> DATASET EXCERPTS:
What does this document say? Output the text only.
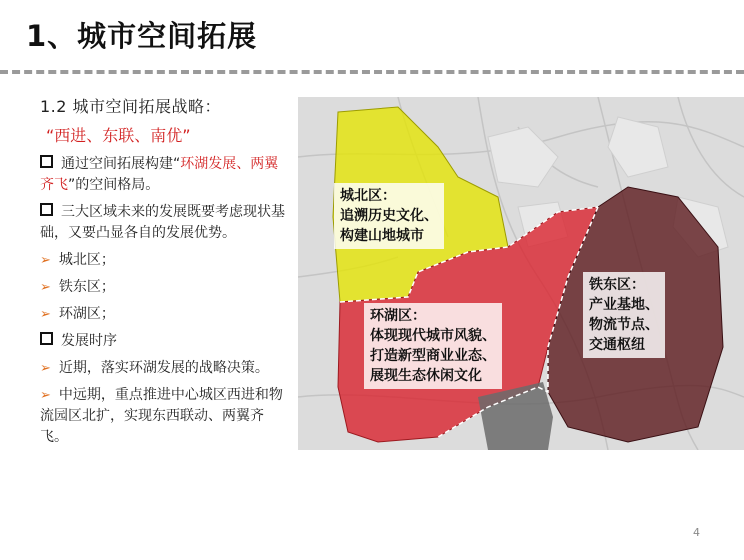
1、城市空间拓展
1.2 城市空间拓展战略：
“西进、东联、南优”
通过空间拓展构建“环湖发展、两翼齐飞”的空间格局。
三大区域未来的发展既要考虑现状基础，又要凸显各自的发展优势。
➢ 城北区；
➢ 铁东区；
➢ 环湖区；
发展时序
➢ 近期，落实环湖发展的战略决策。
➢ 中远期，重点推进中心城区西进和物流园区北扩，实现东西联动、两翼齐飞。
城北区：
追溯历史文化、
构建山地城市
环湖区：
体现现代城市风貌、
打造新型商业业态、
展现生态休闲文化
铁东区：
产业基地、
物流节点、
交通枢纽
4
* * *
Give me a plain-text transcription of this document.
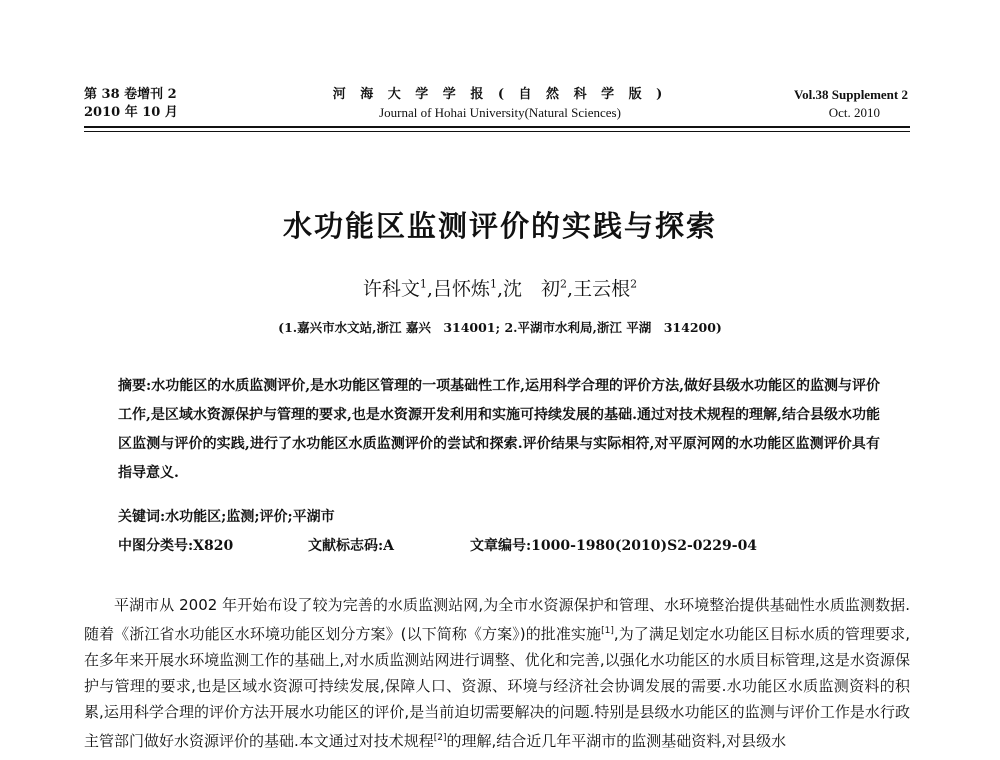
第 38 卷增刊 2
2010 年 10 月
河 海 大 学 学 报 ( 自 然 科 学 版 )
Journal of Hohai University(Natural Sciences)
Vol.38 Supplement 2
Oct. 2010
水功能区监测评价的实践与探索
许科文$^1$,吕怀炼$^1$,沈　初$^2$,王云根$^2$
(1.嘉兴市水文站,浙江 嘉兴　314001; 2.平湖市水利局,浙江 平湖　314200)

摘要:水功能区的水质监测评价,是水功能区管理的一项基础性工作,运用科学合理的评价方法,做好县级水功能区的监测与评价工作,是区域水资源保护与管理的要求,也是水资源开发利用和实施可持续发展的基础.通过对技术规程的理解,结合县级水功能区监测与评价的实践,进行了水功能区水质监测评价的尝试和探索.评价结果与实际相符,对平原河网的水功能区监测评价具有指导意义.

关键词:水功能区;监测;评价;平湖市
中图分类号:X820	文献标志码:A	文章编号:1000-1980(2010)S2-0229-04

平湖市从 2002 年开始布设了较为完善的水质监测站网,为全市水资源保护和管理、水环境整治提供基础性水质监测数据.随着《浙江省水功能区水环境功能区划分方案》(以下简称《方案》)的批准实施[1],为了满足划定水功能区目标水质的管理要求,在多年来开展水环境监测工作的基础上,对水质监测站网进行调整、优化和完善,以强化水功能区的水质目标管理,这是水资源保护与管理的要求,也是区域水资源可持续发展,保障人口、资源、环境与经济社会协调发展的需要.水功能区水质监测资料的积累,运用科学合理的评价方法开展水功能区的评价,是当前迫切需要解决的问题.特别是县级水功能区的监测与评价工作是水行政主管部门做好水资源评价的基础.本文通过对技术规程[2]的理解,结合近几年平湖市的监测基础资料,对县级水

> WORK TO DO:
Copy each line from the records above that includes the string "document".

> THE REPLY:
What does this document say? Output the text only.
Give me a plain-text transcription of this document.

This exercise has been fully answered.